[Entries with figure data]
## START
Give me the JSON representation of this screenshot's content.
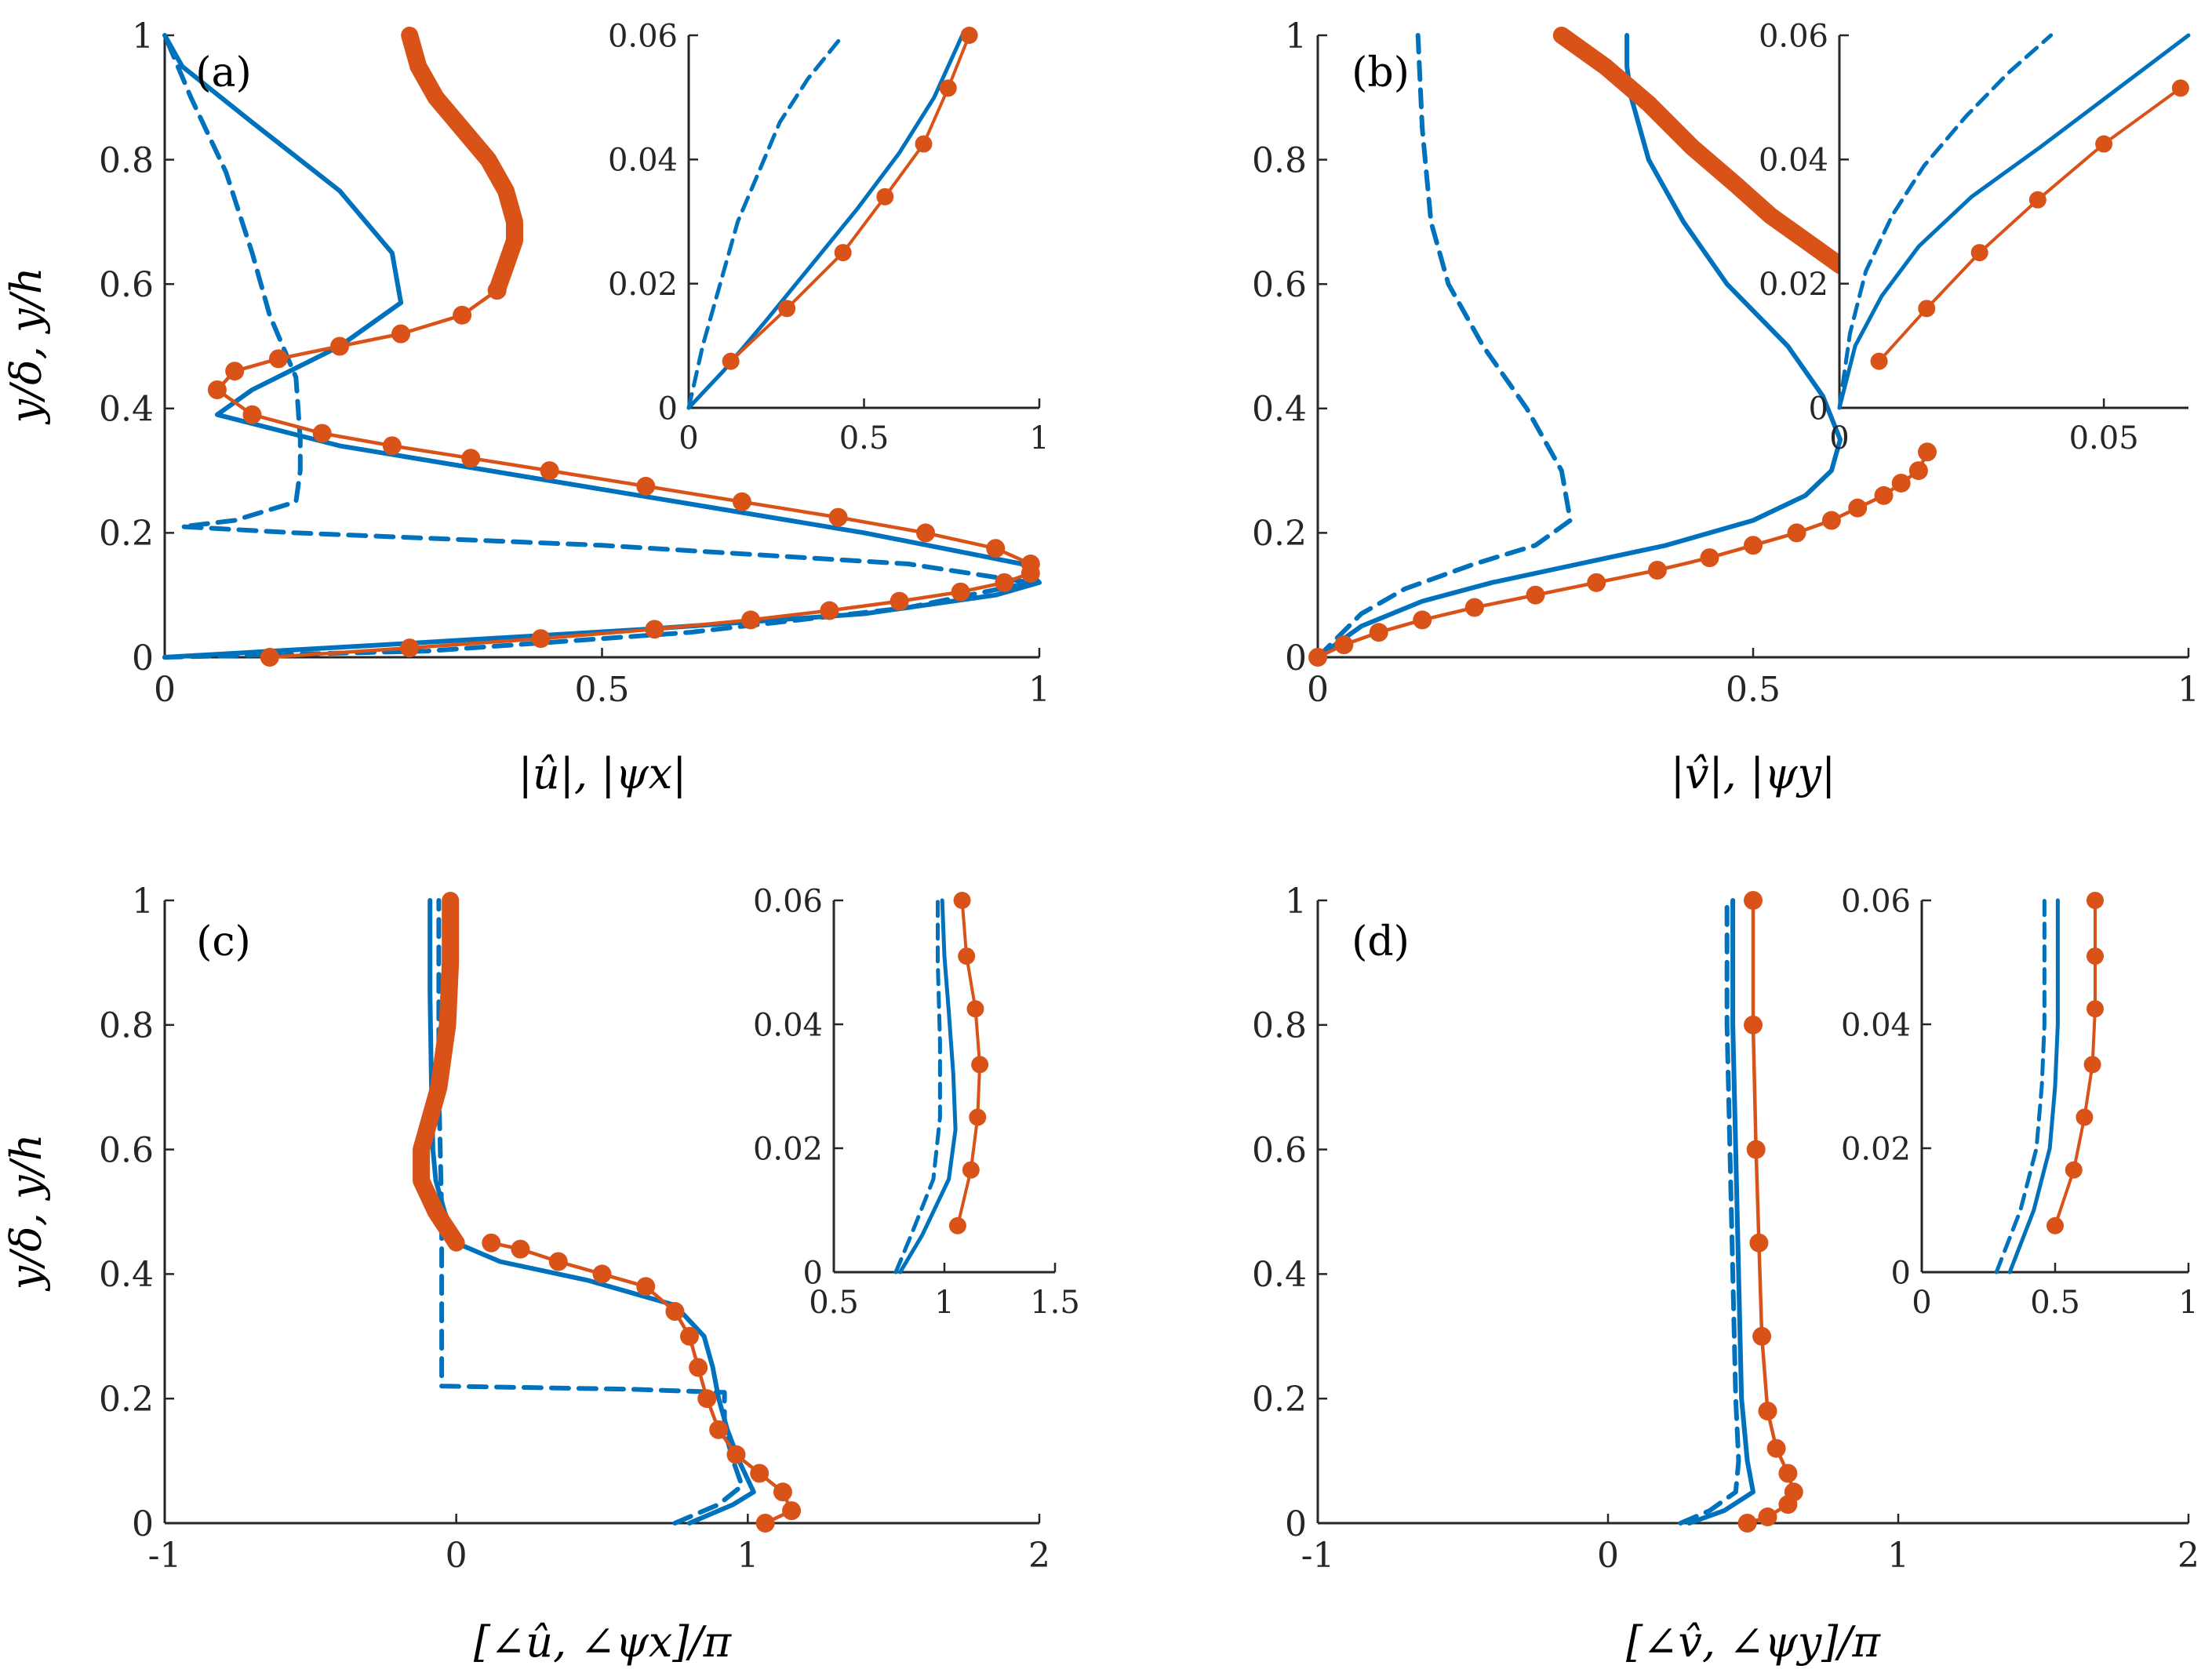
{
  "colors": {
    "blue": "#0072BD",
    "orange": "#D95319",
    "axis": "#262626"
  },
  "chart_data": [
    {
      "panel": "a",
      "label": "(a)",
      "type": "line",
      "xlabel": "|û|, |ψx|",
      "ylabel": "y/δ, y/h",
      "xlim": [
        0,
        1
      ],
      "ylim": [
        0,
        1
      ],
      "xticks": [
        "0",
        "0.5",
        "1"
      ],
      "yticks": [
        "0",
        "0.2",
        "0.4",
        "0.6",
        "0.8",
        "1"
      ],
      "series": [
        {
          "name": "solid",
          "style": "solid",
          "color": "blue",
          "x": [
            0,
            0.25,
            0.55,
            0.8,
            0.95,
            1.0,
            0.98,
            0.8,
            0.5,
            0.2,
            0.06,
            0.1,
            0.2,
            0.27,
            0.26,
            0.2,
            0.1,
            0.02,
            0
          ],
          "y": [
            0,
            0.02,
            0.045,
            0.07,
            0.1,
            0.12,
            0.15,
            0.2,
            0.27,
            0.34,
            0.39,
            0.43,
            0.5,
            0.57,
            0.65,
            0.75,
            0.86,
            0.95,
            1.0
          ]
        },
        {
          "name": "dashed",
          "style": "dashed",
          "color": "blue",
          "x": [
            0,
            0.3,
            0.6,
            0.85,
            0.99,
            0.85,
            0.5,
            0.15,
            0.02,
            0.08,
            0.15,
            0.155,
            0.155,
            0.15,
            0.12,
            0.1,
            0.07,
            0.03,
            0
          ],
          "y": [
            0,
            0.01,
            0.04,
            0.08,
            0.12,
            0.15,
            0.18,
            0.2,
            0.21,
            0.22,
            0.25,
            0.3,
            0.35,
            0.45,
            0.55,
            0.65,
            0.78,
            0.9,
            1.0
          ]
        },
        {
          "name": "line-dots",
          "style": "marker",
          "color": "orange",
          "x": [
            0.12,
            0.28,
            0.43,
            0.56,
            0.67,
            0.76,
            0.84,
            0.91,
            0.96,
            0.99,
            0.99,
            0.95,
            0.87,
            0.77,
            0.66,
            0.55,
            0.44,
            0.35,
            0.26,
            0.18,
            0.1,
            0.06,
            0.08,
            0.13,
            0.2,
            0.27,
            0.34,
            0.38
          ],
          "y": [
            0,
            0.015,
            0.03,
            0.045,
            0.06,
            0.075,
            0.09,
            0.105,
            0.12,
            0.135,
            0.15,
            0.175,
            0.2,
            0.225,
            0.25,
            0.275,
            0.3,
            0.32,
            0.34,
            0.36,
            0.39,
            0.43,
            0.46,
            0.48,
            0.5,
            0.52,
            0.55,
            0.59
          ]
        },
        {
          "name": "thick-upper",
          "style": "thick",
          "color": "orange",
          "x": [
            0.38,
            0.39,
            0.4,
            0.4,
            0.39,
            0.37,
            0.34,
            0.31,
            0.29,
            0.28
          ],
          "y": [
            0.59,
            0.63,
            0.67,
            0.7,
            0.75,
            0.8,
            0.85,
            0.9,
            0.95,
            1.0
          ]
        }
      ],
      "inset": {
        "xlim": [
          0,
          1
        ],
        "ylim": [
          0,
          0.06
        ],
        "xticks": [
          "0",
          "0.5",
          "1"
        ],
        "yticks": [
          "0",
          "0.02",
          "0.04",
          "0.06"
        ],
        "series": [
          {
            "style": "solid",
            "color": "blue",
            "x": [
              0,
              0.1,
              0.22,
              0.35,
              0.48,
              0.6,
              0.7,
              0.78
            ],
            "y": [
              0,
              0.006,
              0.014,
              0.023,
              0.032,
              0.041,
              0.05,
              0.06
            ]
          },
          {
            "style": "dashed",
            "color": "blue",
            "x": [
              0,
              0.04,
              0.09,
              0.14,
              0.2,
              0.26,
              0.34,
              0.44
            ],
            "y": [
              0,
              0.01,
              0.02,
              0.03,
              0.038,
              0.046,
              0.053,
              0.06
            ]
          },
          {
            "style": "marker",
            "color": "orange",
            "x": [
              0.12,
              0.28,
              0.44,
              0.56,
              0.67,
              0.74,
              0.8
            ],
            "y": [
              0.0075,
              0.016,
              0.025,
              0.034,
              0.0425,
              0.0515,
              0.06
            ]
          }
        ]
      }
    },
    {
      "panel": "b",
      "label": "(b)",
      "type": "line",
      "xlabel": "|v̂|, |ψy|",
      "ylabel": "",
      "xlim": [
        0,
        1
      ],
      "ylim": [
        0,
        1
      ],
      "xticks": [
        "0",
        "0.5",
        "1"
      ],
      "yticks": [
        "0",
        "0.2",
        "0.4",
        "0.6",
        "0.8",
        "1"
      ],
      "series": [
        {
          "name": "solid",
          "style": "solid",
          "color": "blue",
          "x": [
            0,
            0.05,
            0.12,
            0.2,
            0.3,
            0.4,
            0.5,
            0.56,
            0.59,
            0.6,
            0.58,
            0.54,
            0.47,
            0.42,
            0.38,
            0.36,
            0.355,
            0.355
          ],
          "y": [
            0,
            0.05,
            0.09,
            0.12,
            0.15,
            0.18,
            0.22,
            0.26,
            0.3,
            0.35,
            0.42,
            0.5,
            0.6,
            0.7,
            0.8,
            0.9,
            0.95,
            1.0
          ]
        },
        {
          "name": "dashed",
          "style": "dashed",
          "color": "blue",
          "x": [
            0,
            0.05,
            0.1,
            0.18,
            0.25,
            0.29,
            0.28,
            0.24,
            0.19,
            0.15,
            0.13,
            0.12,
            0.115
          ],
          "y": [
            0,
            0.07,
            0.11,
            0.15,
            0.18,
            0.22,
            0.3,
            0.4,
            0.5,
            0.6,
            0.7,
            0.85,
            1.0
          ]
        },
        {
          "name": "line-dots",
          "style": "marker",
          "color": "orange",
          "x": [
            0,
            0.03,
            0.07,
            0.12,
            0.18,
            0.25,
            0.32,
            0.39,
            0.45,
            0.5,
            0.55,
            0.59,
            0.62,
            0.65,
            0.67,
            0.69,
            0.7
          ],
          "y": [
            0,
            0.02,
            0.04,
            0.06,
            0.08,
            0.1,
            0.12,
            0.14,
            0.16,
            0.18,
            0.2,
            0.22,
            0.24,
            0.26,
            0.28,
            0.3,
            0.33
          ]
        },
        {
          "name": "thick-upper",
          "style": "thick",
          "color": "orange",
          "x": [
            0.28,
            0.33,
            0.38,
            0.43,
            0.48,
            0.52,
            0.57,
            0.6
          ],
          "y": [
            1.0,
            0.95,
            0.89,
            0.82,
            0.76,
            0.71,
            0.66,
            0.63
          ]
        }
      ],
      "inset": {
        "xlim": [
          0,
          0.066
        ],
        "ylim": [
          0,
          0.06
        ],
        "xticks": [
          "0",
          "0.05"
        ],
        "yticks": [
          "0",
          "0.02",
          "0.04",
          "0.06"
        ],
        "series": [
          {
            "style": "solid",
            "color": "blue",
            "x": [
              0,
              0.003,
              0.008,
              0.015,
              0.025,
              0.038,
              0.052,
              0.066
            ],
            "y": [
              0,
              0.01,
              0.018,
              0.026,
              0.034,
              0.042,
              0.051,
              0.06
            ]
          },
          {
            "style": "dashed",
            "color": "blue",
            "x": [
              0,
              0.002,
              0.005,
              0.01,
              0.016,
              0.024,
              0.032,
              0.04
            ],
            "y": [
              0,
              0.012,
              0.022,
              0.031,
              0.039,
              0.047,
              0.054,
              0.06
            ]
          },
          {
            "style": "marker",
            "color": "orange",
            "x": [
              0.0075,
              0.0165,
              0.0265,
              0.0375,
              0.05,
              0.0645
            ],
            "y": [
              0.0075,
              0.016,
              0.025,
              0.0335,
              0.0425,
              0.0515
            ]
          }
        ]
      }
    },
    {
      "panel": "c",
      "label": "(c)",
      "type": "line",
      "xlabel": "[∠û, ∠ψx]/π",
      "ylabel": "y/δ, y/h",
      "xlim": [
        -1,
        2
      ],
      "ylim": [
        0,
        1
      ],
      "xticks": [
        "-1",
        "0",
        "1",
        "2"
      ],
      "yticks": [
        "0",
        "0.2",
        "0.4",
        "0.6",
        "0.8",
        "1"
      ],
      "series": [
        {
          "name": "solid",
          "style": "solid",
          "color": "blue",
          "x": [
            0.8,
            0.95,
            1.02,
            0.97,
            0.93,
            0.9,
            0.88,
            0.85,
            0.75,
            0.45,
            0.15,
            0.0,
            -0.04,
            -0.07,
            -0.08,
            -0.085,
            -0.09,
            -0.09
          ],
          "y": [
            0,
            0.03,
            0.05,
            0.1,
            0.15,
            0.2,
            0.25,
            0.3,
            0.35,
            0.39,
            0.42,
            0.45,
            0.5,
            0.55,
            0.6,
            0.7,
            0.85,
            1.0
          ]
        },
        {
          "name": "dashed",
          "style": "dashed",
          "color": "blue",
          "x": [
            0.75,
            0.9,
            0.98,
            0.95,
            0.92,
            0.92,
            0.6,
            -0.05,
            -0.05,
            -0.05,
            -0.06,
            -0.06
          ],
          "y": [
            0,
            0.03,
            0.06,
            0.1,
            0.15,
            0.21,
            0.215,
            0.22,
            0.3,
            0.5,
            0.7,
            1.0
          ]
        },
        {
          "name": "line-dots",
          "style": "marker",
          "color": "orange",
          "x": [
            1.06,
            1.15,
            1.12,
            1.04,
            0.96,
            0.9,
            0.86,
            0.83,
            0.8,
            0.75,
            0.65,
            0.5,
            0.35,
            0.22,
            0.12
          ],
          "y": [
            0,
            0.02,
            0.05,
            0.08,
            0.11,
            0.15,
            0.2,
            0.25,
            0.3,
            0.34,
            0.38,
            0.4,
            0.42,
            0.44,
            0.45
          ]
        },
        {
          "name": "thick-upper",
          "style": "thick",
          "color": "orange",
          "x": [
            0.0,
            -0.07,
            -0.12,
            -0.12,
            -0.06,
            -0.03,
            -0.02,
            -0.02
          ],
          "y": [
            0.45,
            0.5,
            0.55,
            0.6,
            0.7,
            0.8,
            0.9,
            1.0
          ]
        }
      ],
      "inset": {
        "xlim": [
          0.5,
          1.5
        ],
        "ylim": [
          0,
          0.06
        ],
        "xticks": [
          "0.5",
          "1",
          "1.5"
        ],
        "yticks": [
          "0",
          "0.02",
          "0.04",
          "0.06"
        ],
        "series": [
          {
            "style": "solid",
            "color": "blue",
            "x": [
              0.8,
              0.9,
              1.02,
              1.05,
              1.04,
              1.02,
              1.0,
              0.99
            ],
            "y": [
              0,
              0.006,
              0.015,
              0.023,
              0.032,
              0.042,
              0.051,
              0.06
            ]
          },
          {
            "style": "dashed",
            "color": "blue",
            "x": [
              0.78,
              0.85,
              0.95,
              0.98,
              0.98,
              0.97,
              0.97
            ],
            "y": [
              0,
              0.006,
              0.015,
              0.025,
              0.037,
              0.05,
              0.06
            ]
          },
          {
            "style": "marker",
            "color": "orange",
            "x": [
              1.06,
              1.12,
              1.15,
              1.16,
              1.14,
              1.1,
              1.08
            ],
            "y": [
              0.0075,
              0.0165,
              0.025,
              0.0335,
              0.0425,
              0.051,
              0.06
            ]
          }
        ]
      }
    },
    {
      "panel": "d",
      "label": "(d)",
      "type": "line",
      "xlabel": "[∠v̂, ∠ψy]/π",
      "ylabel": "",
      "xlim": [
        -1,
        2
      ],
      "ylim": [
        0,
        1
      ],
      "xticks": [
        "-1",
        "0",
        "1",
        "2"
      ],
      "yticks": [
        "0",
        "0.2",
        "0.4",
        "0.6",
        "0.8",
        "1"
      ],
      "series": [
        {
          "name": "solid",
          "style": "solid",
          "color": "blue",
          "x": [
            0.28,
            0.4,
            0.5,
            0.48,
            0.46,
            0.45,
            0.44,
            0.43,
            0.43
          ],
          "y": [
            0,
            0.02,
            0.05,
            0.1,
            0.2,
            0.4,
            0.6,
            0.8,
            1.0
          ]
        },
        {
          "name": "dashed",
          "style": "dashed",
          "color": "blue",
          "x": [
            0.25,
            0.35,
            0.44,
            0.45,
            0.44,
            0.43,
            0.42,
            0.41,
            0.41
          ],
          "y": [
            0,
            0.02,
            0.05,
            0.1,
            0.2,
            0.4,
            0.6,
            0.8,
            1.0
          ]
        },
        {
          "name": "line-dots",
          "style": "marker",
          "color": "orange",
          "x": [
            0.48,
            0.55,
            0.62,
            0.64,
            0.62,
            0.58,
            0.55,
            0.53,
            0.52,
            0.51,
            0.5,
            0.5
          ],
          "y": [
            0,
            0.01,
            0.03,
            0.05,
            0.08,
            0.12,
            0.18,
            0.3,
            0.45,
            0.6,
            0.8,
            1.0
          ]
        }
      ],
      "inset": {
        "xlim": [
          0,
          1
        ],
        "ylim": [
          0,
          0.06
        ],
        "xticks": [
          "0",
          "0.5",
          "1"
        ],
        "yticks": [
          "0",
          "0.02",
          "0.04",
          "0.06"
        ],
        "series": [
          {
            "style": "solid",
            "color": "blue",
            "x": [
              0.33,
              0.42,
              0.48,
              0.5,
              0.51,
              0.51,
              0.51
            ],
            "y": [
              0,
              0.01,
              0.02,
              0.03,
              0.04,
              0.05,
              0.06
            ]
          },
          {
            "style": "dashed",
            "color": "blue",
            "x": [
              0.28,
              0.37,
              0.43,
              0.45,
              0.46,
              0.46,
              0.46
            ],
            "y": [
              0,
              0.01,
              0.02,
              0.03,
              0.04,
              0.05,
              0.06
            ]
          },
          {
            "style": "marker",
            "color": "orange",
            "x": [
              0.5,
              0.57,
              0.61,
              0.64,
              0.65,
              0.65,
              0.65
            ],
            "y": [
              0.0075,
              0.0165,
              0.025,
              0.0335,
              0.0425,
              0.051,
              0.06
            ]
          }
        ]
      }
    }
  ]
}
## END
# Problem requirements
Point out every line holding the string "xlabel" and copy it.

# Solution to this task
      "xlabel": "|û|, |ψx|",
      "xlabel": "|v̂|, |ψy|",
      "xlabel": "[∠û, ∠ψx]/π",
      "xlabel": "[∠v̂, ∠ψy]/π",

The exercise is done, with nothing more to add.